> [DATA SUPPLIED]
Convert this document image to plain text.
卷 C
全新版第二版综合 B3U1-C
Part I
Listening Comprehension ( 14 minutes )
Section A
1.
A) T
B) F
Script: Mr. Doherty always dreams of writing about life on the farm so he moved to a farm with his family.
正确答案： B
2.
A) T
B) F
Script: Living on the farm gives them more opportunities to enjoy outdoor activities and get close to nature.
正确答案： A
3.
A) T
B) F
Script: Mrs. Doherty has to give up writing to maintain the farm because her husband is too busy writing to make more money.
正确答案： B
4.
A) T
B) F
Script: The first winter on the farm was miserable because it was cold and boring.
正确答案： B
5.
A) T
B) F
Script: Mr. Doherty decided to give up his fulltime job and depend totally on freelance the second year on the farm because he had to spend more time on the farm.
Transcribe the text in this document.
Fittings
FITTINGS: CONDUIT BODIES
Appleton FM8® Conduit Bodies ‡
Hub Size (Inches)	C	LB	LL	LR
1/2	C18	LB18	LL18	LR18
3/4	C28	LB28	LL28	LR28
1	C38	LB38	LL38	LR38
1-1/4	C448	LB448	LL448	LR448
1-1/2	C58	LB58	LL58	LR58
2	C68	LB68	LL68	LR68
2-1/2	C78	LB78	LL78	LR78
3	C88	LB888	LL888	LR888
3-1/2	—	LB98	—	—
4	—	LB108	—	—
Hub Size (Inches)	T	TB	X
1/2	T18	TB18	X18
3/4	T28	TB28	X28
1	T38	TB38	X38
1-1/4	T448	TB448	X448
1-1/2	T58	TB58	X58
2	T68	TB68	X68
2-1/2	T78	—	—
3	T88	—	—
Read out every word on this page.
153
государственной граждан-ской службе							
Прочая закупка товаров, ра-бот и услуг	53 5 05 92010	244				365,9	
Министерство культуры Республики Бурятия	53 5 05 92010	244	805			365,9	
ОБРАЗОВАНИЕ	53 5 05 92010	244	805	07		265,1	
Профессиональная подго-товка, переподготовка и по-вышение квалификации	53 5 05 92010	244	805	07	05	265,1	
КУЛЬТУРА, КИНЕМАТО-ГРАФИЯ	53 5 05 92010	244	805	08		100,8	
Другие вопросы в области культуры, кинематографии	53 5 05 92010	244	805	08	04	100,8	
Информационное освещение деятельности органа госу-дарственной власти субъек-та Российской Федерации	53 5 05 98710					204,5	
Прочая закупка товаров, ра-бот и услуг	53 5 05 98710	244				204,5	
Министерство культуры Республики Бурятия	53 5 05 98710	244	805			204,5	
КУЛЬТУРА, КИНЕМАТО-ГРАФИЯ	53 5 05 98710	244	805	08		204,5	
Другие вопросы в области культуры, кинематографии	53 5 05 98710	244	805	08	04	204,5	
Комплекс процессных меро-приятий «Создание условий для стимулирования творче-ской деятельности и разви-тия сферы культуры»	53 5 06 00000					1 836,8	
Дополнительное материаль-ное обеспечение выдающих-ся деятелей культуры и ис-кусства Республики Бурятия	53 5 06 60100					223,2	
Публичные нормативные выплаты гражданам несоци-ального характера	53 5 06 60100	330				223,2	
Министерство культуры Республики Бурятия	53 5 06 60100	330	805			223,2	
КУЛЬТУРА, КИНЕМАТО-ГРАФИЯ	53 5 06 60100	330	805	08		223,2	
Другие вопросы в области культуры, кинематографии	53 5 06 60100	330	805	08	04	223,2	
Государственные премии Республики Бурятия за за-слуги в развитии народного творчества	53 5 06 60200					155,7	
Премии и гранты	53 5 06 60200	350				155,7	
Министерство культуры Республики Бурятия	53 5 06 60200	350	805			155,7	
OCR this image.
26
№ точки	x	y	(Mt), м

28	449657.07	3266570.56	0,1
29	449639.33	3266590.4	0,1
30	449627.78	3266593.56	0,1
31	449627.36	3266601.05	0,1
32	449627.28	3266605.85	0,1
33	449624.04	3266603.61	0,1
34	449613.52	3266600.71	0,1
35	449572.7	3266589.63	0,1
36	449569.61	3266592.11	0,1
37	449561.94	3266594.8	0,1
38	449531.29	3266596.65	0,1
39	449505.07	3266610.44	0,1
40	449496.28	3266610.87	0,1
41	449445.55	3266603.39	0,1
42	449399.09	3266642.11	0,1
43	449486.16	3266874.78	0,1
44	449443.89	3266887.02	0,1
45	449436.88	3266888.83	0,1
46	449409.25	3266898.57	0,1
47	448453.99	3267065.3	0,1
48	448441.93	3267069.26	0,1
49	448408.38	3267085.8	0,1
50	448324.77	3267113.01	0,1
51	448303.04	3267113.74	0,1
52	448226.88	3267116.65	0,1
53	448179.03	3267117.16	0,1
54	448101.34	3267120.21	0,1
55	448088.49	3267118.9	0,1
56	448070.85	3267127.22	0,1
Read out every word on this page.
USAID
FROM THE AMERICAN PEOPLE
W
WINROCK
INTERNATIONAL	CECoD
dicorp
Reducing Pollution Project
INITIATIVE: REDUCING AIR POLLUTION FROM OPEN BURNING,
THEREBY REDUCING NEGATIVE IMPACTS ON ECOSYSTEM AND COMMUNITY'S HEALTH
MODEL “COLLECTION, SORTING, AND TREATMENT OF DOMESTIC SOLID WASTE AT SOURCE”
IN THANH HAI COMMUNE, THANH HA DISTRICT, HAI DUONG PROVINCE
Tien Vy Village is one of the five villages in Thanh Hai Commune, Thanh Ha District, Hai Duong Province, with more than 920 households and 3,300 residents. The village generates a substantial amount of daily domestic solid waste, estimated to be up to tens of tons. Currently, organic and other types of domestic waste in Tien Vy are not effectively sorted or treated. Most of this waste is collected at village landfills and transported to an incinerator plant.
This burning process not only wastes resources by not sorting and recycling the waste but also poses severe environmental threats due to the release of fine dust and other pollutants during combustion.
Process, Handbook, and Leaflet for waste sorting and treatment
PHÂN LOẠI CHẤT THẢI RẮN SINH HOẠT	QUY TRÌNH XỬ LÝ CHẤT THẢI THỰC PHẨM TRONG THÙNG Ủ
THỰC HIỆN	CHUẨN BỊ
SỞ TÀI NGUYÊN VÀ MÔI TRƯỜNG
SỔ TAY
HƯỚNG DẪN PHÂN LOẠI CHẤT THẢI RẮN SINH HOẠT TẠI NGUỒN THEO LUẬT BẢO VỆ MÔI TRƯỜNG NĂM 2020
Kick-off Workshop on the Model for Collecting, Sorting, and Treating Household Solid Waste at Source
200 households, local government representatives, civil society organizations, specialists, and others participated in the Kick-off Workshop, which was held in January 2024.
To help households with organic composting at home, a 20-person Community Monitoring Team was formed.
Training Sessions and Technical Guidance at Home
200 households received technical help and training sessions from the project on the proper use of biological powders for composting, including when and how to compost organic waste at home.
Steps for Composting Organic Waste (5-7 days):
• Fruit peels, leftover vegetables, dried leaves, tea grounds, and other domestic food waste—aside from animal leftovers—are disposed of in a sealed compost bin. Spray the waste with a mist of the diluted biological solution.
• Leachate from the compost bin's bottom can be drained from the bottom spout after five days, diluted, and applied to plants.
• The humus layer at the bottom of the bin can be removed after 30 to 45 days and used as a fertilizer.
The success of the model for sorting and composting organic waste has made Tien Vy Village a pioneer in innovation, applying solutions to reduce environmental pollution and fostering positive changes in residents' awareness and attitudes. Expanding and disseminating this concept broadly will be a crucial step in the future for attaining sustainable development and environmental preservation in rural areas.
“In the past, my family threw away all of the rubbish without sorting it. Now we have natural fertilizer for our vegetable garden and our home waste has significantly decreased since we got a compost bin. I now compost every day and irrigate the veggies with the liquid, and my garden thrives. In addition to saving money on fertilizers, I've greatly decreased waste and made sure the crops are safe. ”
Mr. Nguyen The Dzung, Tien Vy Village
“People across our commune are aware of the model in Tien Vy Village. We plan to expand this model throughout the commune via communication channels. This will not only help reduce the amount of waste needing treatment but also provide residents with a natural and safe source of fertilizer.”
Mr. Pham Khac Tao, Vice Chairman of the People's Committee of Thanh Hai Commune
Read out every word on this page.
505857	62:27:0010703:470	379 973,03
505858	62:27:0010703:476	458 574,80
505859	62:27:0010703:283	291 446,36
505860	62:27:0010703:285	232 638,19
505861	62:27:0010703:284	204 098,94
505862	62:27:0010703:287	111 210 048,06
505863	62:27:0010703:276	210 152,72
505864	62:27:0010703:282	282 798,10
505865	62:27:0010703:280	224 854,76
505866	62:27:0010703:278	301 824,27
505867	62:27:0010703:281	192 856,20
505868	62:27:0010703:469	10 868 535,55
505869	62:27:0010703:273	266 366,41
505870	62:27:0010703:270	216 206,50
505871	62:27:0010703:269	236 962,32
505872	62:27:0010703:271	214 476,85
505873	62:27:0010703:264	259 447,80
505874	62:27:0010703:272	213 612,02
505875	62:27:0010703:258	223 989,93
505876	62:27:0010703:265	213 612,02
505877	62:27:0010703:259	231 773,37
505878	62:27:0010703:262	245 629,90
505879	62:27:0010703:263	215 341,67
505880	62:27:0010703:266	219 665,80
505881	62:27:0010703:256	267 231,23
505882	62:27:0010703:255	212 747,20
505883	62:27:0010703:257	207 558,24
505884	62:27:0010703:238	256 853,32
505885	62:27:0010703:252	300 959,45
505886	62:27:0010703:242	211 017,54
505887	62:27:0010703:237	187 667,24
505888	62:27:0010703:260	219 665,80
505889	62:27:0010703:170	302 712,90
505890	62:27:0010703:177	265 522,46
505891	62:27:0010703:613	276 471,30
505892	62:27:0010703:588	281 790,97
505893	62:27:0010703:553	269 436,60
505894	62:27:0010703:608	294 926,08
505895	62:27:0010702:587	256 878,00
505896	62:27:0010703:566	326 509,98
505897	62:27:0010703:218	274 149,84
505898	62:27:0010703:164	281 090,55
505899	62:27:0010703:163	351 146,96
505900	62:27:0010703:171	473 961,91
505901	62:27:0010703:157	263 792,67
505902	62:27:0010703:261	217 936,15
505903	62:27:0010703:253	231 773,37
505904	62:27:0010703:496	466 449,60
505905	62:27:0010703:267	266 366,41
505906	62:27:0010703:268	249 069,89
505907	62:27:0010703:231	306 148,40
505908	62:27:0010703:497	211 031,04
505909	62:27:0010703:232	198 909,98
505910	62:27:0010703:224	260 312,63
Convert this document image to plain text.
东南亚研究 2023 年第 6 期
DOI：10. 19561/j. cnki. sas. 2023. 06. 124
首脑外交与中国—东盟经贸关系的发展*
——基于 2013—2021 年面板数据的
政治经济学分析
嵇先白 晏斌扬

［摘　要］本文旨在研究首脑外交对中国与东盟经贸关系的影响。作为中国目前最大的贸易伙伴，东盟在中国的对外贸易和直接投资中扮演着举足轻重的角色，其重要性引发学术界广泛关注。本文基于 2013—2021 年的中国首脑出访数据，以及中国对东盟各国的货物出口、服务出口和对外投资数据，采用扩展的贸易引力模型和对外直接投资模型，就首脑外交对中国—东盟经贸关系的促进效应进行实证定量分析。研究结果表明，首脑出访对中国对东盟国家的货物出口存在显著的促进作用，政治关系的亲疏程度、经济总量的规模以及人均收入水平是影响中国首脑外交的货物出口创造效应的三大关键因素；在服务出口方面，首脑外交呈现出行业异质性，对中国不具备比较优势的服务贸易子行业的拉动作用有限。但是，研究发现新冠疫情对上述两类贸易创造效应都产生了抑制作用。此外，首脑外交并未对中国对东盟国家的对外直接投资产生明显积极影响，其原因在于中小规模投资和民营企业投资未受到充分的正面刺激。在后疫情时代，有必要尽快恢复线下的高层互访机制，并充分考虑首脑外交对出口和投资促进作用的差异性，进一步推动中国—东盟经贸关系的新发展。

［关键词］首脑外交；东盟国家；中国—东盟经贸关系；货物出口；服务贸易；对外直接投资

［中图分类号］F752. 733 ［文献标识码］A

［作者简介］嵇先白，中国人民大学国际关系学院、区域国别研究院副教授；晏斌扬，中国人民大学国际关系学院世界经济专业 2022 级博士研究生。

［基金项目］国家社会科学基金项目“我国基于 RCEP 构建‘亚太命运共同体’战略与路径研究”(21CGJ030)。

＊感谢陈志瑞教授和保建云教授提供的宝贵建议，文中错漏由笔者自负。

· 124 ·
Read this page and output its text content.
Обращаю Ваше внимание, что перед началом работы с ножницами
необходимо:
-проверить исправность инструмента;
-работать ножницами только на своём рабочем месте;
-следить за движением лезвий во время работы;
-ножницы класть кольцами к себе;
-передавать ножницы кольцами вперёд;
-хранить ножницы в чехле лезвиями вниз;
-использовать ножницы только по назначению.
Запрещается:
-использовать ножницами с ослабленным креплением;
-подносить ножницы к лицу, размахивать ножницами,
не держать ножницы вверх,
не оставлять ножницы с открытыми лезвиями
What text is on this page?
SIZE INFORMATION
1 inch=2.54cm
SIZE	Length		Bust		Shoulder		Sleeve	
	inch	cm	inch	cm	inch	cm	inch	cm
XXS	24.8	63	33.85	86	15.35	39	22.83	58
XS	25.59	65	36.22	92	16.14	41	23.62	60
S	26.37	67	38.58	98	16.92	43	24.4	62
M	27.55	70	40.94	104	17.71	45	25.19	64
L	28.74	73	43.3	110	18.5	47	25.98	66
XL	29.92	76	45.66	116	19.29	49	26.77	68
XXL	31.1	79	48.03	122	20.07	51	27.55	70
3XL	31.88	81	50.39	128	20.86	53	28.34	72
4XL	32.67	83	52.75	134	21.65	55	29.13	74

> [CHALLENGE]
Search the records for the word "ножницы", then list every line that has it.

> [ANSWER TO THIS EXERCISE]
-ножницы класть кольцами к себе;
-передавать ножницы кольцами вперёд;
-хранить ножницы в чехле лезвиями вниз;
-использовать ножницы только по назначению.
-подносить ножницы к лицу, размахивать ножницами,
не держать ножницы вверх,
не оставлять ножницы с открытыми лезвиями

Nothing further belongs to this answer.